WORK TO DO: All of the data needs to be repeated exactly.

■ ■ ■

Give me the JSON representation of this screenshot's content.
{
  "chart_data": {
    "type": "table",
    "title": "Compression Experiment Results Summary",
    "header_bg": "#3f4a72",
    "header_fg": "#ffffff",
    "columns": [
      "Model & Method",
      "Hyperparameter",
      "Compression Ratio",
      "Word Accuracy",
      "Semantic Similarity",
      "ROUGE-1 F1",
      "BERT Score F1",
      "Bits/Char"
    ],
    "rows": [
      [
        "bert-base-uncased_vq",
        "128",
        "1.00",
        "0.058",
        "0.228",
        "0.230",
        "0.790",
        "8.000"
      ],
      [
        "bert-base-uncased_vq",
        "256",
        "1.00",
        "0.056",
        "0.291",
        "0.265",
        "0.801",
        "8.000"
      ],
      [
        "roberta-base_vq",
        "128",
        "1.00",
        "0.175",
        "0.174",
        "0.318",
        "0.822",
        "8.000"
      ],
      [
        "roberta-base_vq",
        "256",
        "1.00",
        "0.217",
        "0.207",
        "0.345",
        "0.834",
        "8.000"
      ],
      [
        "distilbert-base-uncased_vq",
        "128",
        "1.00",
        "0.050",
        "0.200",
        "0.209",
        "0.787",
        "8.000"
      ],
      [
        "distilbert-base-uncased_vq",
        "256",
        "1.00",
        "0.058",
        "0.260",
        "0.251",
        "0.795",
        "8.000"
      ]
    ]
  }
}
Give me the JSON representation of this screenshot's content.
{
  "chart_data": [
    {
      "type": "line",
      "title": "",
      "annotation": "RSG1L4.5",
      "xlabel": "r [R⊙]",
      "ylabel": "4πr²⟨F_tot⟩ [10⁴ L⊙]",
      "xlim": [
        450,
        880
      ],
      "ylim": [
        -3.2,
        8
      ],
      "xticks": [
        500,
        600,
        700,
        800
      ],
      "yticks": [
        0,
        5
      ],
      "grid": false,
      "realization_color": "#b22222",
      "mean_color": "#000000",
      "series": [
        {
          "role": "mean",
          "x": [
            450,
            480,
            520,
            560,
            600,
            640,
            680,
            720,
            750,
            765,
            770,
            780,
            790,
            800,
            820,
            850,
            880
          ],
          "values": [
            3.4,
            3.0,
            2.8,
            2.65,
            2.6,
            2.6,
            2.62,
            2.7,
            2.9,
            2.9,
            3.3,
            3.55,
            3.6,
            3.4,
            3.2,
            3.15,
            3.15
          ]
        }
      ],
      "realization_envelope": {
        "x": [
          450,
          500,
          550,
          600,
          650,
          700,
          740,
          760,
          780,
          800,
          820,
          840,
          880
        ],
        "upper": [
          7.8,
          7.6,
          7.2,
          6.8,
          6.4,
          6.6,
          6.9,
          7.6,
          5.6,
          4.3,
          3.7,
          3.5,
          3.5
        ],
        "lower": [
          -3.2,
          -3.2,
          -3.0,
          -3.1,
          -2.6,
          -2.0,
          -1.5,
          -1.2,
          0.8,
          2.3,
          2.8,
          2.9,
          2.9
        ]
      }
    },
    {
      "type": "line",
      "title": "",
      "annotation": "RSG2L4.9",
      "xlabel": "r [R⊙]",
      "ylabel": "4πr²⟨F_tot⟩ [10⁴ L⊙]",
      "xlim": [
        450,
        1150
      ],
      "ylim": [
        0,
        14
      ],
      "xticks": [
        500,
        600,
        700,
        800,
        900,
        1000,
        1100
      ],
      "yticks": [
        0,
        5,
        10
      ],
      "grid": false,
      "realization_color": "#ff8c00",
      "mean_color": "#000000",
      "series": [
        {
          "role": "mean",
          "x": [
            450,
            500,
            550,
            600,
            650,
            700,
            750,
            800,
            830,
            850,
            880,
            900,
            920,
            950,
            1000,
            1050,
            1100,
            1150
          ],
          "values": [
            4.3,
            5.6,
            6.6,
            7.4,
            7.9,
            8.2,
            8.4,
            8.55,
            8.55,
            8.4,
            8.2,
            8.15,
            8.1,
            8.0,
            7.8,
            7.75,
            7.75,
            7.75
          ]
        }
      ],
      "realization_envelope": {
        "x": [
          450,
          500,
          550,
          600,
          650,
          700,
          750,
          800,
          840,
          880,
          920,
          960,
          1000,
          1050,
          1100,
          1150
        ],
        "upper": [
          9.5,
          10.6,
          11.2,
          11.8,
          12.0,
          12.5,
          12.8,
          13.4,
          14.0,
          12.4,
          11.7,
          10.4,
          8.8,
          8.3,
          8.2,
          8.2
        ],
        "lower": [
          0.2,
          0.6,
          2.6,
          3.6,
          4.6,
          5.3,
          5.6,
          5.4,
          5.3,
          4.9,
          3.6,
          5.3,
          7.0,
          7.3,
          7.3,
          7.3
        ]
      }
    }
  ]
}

■ ■ ■

RESULT FOR THIS EXERCISE:
Give me the JSON representation of this screenshot's content.
{
  "chart_data": {
    "type": "table",
    "title": "Compression Experiment Results Summary",
    "header_bg": "#3f4a72",
    "header_fg": "#ffffff",
    "columns": [
      "Model & Method",
      "Hyperparameter",
      "Compression Ratio",
      "Word Accuracy",
      "Semantic Similarity",
      "ROUGE-1 F1",
      "BERT Score F1",
      "Bits/Char"
    ],
    "rows": [
      [
        "bert-base-uncased_vq",
        "128",
        "1.00",
        "0.058",
        "0.228",
        "0.230",
        "0.790",
        "8.000"
      ],
      [
        "bert-base-uncased_vq",
        "256",
        "1.00",
        "0.056",
        "0.291",
        "0.265",
        "0.801",
        "8.000"
      ],
      [
        "roberta-base_vq",
        "128",
        "1.00",
        "0.175",
        "0.174",
        "0.318",
        "0.822",
        "8.000"
      ],
      [
        "roberta-base_vq",
        "256",
        "1.00",
        "0.217",
        "0.207",
        "0.345",
        "0.834",
        "8.000"
      ],
      [
        "distilbert-base-uncased_vq",
        "128",
        "1.00",
        "0.050",
        "0.200",
        "0.209",
        "0.787",
        "8.000"
      ],
      [
        "distilbert-base-uncased_vq",
        "256",
        "1.00",
        "0.058",
        "0.260",
        "0.251",
        "0.795",
        "8.000"
      ]
    ]
  }
}
Give me the JSON representation of this screenshot's content.
{
  "chart_data": [
    {
      "type": "line",
      "title": "",
      "annotation": "RSG1L4.5",
      "xlabel": "r [R⊙]",
      "ylabel": "4πr²⟨F_tot⟩ [10⁴ L⊙]",
      "xlim": [
        450,
        880
      ],
      "ylim": [
        -3.2,
        8
      ],
      "xticks": [
        500,
        600,
        700,
        800
      ],
      "yticks": [
        0,
        5
      ],
      "grid": false,
      "realization_color": "#b22222",
      "mean_color": "#000000",
      "series": [
        {
          "role": "mean",
          "x": [
            450,
            480,
            520,
            560,
            600,
            640,
            680,
            720,
            750,
            765,
            770,
            780,
            790,
            800,
            820,
            850,
            880
          ],
          "values": [
            3.4,
            3.0,
            2.8,
            2.65,
            2.6,
            2.6,
            2.62,
            2.7,
            2.9,
            2.9,
            3.3,
            3.55,
            3.6,
            3.4,
            3.2,
            3.15,
            3.15
          ]
        }
      ],
      "realization_envelope": {
        "x": [
          450,
          500,
          550,
          600,
          650,
          700,
          740,
          760,
          780,
          800,
          820,
          840,
          880
        ],
        "upper": [
          7.8,
          7.6,
          7.2,
          6.8,
          6.4,
          6.6,
          6.9,
          7.6,
          5.6,
          4.3,
          3.7,
          3.5,
          3.5
        ],
        "lower": [
          -3.2,
          -3.2,
          -3.0,
          -3.1,
          -2.6,
          -2.0,
          -1.5,
          -1.2,
          0.8,
          2.3,
          2.8,
          2.9,
          2.9
        ]
      }
    },
    {
      "type": "line",
      "title": "",
      "annotation": "RSG2L4.9",
      "xlabel": "r [R⊙]",
      "ylabel": "4πr²⟨F_tot⟩ [10⁴ L⊙]",
      "xlim": [
        450,
        1150
      ],
      "ylim": [
        0,
        14
      ],
      "xticks": [
        500,
        600,
        700,
        800,
        900,
        1000,
        1100
      ],
      "yticks": [
        0,
        5,
        10
      ],
      "grid": false,
      "realization_color": "#ff8c00",
      "mean_color": "#000000",
      "series": [
        {
          "role": "mean",
          "x": [
            450,
            500,
            550,
            600,
            650,
            700,
            750,
            800,
            830,
            850,
            880,
            900,
            920,
            950,
            1000,
            1050,
            1100,
            1150
          ],
          "values": [
            4.3,
            5.6,
            6.6,
            7.4,
            7.9,
            8.2,
            8.4,
            8.55,
            8.55,
            8.4,
            8.2,
            8.15,
            8.1,
            8.0,
            7.8,
            7.75,
            7.75,
            7.75
          ]
        }
      ],
      "realization_envelope": {
        "x": [
          450,
          500,
          550,
          600,
          650,
          700,
          750,
          800,
          840,
          880,
          920,
          960,
          1000,
          1050,
          1100,
          1150
        ],
        "upper": [
          9.5,
          10.6,
          11.2,
          11.8,
          12.0,
          12.5,
          12.8,
          13.4,
          14.0,
          12.4,
          11.7,
          10.4,
          8.8,
          8.3,
          8.2,
          8.2
        ],
        "lower": [
          0.2,
          0.6,
          2.6,
          3.6,
          4.6,
          5.3,
          5.6,
          5.4,
          5.3,
          4.9,
          3.6,
          5.3,
          7.0,
          7.3,
          7.3,
          7.3
        ]
      }
    }
  ]
}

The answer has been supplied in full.